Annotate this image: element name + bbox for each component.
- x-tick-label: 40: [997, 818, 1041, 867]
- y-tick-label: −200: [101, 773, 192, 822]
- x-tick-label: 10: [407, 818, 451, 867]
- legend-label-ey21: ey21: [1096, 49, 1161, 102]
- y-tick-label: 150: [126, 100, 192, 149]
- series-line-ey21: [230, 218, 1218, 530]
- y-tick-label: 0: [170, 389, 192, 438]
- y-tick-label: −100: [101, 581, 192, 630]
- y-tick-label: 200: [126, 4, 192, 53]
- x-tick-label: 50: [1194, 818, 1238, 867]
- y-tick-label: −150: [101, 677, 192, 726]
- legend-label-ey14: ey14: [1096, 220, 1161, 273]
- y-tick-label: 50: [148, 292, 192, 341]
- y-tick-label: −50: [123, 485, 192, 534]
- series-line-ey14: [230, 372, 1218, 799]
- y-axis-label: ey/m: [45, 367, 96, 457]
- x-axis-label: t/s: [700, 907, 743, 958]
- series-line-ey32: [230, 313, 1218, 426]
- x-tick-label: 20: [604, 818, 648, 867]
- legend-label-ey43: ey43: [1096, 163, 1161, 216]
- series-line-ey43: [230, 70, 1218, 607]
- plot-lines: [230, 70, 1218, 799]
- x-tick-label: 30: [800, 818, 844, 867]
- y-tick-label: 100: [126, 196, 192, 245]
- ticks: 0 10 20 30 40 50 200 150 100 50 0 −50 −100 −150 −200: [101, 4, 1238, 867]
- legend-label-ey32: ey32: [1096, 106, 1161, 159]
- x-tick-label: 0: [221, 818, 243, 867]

Prompt:
Please convert the entries above into a JSON list of strings, one string per line, skipping any blank lines.

Output of the task:
[
  "Annotate this image: element name + bbox for each component.",
  "- x-tick-label: 40: [997, 818, 1041, 867]",
  "- y-tick-label: −200: [101, 773, 192, 822]",
  "- x-tick-label: 10: [407, 818, 451, 867]",
  "- legend-label-ey21: ey21: [1096, 49, 1161, 102]",
  "- y-tick-label: 150: [126, 100, 192, 149]",
  "- series-line-ey21: [230, 218, 1218, 530]",
  "- y-tick-label: 0: [170, 389, 192, 438]",
  "- y-tick-label: −100: [101, 581, 192, 630]",
  "- y-tick-label: 200: [126, 4, 192, 53]",
  "- x-tick-label: 50: [1194, 818, 1238, 867]",
  "- y-tick-label: −150: [101, 677, 192, 726]",
  "- legend-label-ey14: ey14: [1096, 220, 1161, 273]",
  "- y-tick-label: 50: [148, 292, 192, 341]",
  "- y-tick-label: −50: [123, 485, 192, 534]",
  "- series-line-ey14: [230, 372, 1218, 799]",
  "- y-axis-label: ey/m: [45, 367, 96, 457]",
  "- x-axis-label: t/s: [700, 907, 743, 958]",
  "- series-line-ey32: [230, 313, 1218, 426]",
  "- x-tick-label: 20: [604, 818, 648, 867]",
  "- legend-label-ey43: ey43: [1096, 163, 1161, 216]",
  "- series-line-ey43: [230, 70, 1218, 607]",
  "- plot-lines: [230, 70, 1218, 799]",
  "- x-tick-label: 30: [800, 818, 844, 867]",
  "- y-tick-label: 100: [126, 196, 192, 245]",
  "- ticks: 0 10 20 30 40 50 200 150 100 50 0 −50 −100 −150 −200: [101, 4, 1238, 867]",
  "- legend-label-ey32: ey32: [1096, 106, 1161, 159]",
  "- x-tick-label: 0: [221, 818, 243, 867]"
]